Listed records:
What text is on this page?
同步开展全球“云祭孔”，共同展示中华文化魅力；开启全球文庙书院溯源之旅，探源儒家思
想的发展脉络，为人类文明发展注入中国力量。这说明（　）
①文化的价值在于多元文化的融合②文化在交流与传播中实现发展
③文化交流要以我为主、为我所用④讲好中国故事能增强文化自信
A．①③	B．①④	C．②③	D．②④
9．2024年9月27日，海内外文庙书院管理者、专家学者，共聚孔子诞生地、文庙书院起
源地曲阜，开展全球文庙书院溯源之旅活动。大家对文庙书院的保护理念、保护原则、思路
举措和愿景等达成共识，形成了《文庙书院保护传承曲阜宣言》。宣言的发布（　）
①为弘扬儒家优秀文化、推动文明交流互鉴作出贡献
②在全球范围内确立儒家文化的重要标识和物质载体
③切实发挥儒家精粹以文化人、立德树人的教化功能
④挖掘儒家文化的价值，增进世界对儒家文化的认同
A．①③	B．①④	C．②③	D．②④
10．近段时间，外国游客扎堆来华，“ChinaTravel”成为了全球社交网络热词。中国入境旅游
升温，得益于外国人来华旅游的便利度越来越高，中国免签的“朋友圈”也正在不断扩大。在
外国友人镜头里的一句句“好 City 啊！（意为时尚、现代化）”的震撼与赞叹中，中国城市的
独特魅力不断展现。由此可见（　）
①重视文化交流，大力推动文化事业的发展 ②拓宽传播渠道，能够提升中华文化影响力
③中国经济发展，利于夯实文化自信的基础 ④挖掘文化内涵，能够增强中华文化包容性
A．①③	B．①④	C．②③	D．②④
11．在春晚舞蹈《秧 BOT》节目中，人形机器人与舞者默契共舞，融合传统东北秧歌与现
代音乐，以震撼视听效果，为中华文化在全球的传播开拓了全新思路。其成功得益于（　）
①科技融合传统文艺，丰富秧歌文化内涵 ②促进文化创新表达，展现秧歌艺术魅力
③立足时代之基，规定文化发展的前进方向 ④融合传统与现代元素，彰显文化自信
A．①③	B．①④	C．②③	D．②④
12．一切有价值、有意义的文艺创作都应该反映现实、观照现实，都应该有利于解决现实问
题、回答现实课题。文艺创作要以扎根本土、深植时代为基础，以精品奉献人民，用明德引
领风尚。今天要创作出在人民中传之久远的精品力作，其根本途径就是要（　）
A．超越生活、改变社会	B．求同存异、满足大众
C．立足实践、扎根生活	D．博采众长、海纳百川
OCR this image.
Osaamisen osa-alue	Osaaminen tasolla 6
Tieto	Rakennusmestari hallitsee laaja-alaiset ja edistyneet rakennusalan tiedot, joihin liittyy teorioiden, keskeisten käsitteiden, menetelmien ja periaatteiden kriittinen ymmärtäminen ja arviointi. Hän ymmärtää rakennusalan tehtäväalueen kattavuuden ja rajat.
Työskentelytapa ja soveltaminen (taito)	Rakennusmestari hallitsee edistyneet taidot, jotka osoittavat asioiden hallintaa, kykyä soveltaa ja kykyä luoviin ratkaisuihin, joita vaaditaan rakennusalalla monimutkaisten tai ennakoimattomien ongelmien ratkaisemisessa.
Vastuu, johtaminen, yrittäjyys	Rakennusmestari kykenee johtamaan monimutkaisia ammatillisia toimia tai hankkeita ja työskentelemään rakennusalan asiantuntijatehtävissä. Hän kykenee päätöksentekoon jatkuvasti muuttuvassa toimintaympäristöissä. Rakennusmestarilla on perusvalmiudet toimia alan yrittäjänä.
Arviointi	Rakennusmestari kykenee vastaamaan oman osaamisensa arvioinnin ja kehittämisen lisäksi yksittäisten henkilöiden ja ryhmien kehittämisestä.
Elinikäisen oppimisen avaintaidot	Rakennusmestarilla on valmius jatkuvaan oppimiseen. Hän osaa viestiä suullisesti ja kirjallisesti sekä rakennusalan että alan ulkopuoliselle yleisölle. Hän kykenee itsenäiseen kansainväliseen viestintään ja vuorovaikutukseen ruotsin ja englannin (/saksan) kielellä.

What you should do: Using the records above, gather all lines where the string "hallitsee" is present.

Output for this task:
Tieto	Rakennusmestari hallitsee laaja-alaiset ja edistyneet rakennusalan tiedot, joihin liittyy teorioiden, keskeisten käsitteiden, menetelmien ja periaatteiden kriittinen ymmärtäminen ja arviointi. Hän ymmärtää rakennusalan tehtäväalueen kattavuuden ja rajat.
Työskentelytapa ja soveltaminen (taito)	Rakennusmestari hallitsee edistyneet taidot, jotka osoittavat asioiden hallintaa, kykyä soveltaa ja kykyä luoviin ratkaisuihin, joita vaaditaan rakennusalalla monimutkaisten tai ennakoimattomien ongelmien ratkaisemisessa.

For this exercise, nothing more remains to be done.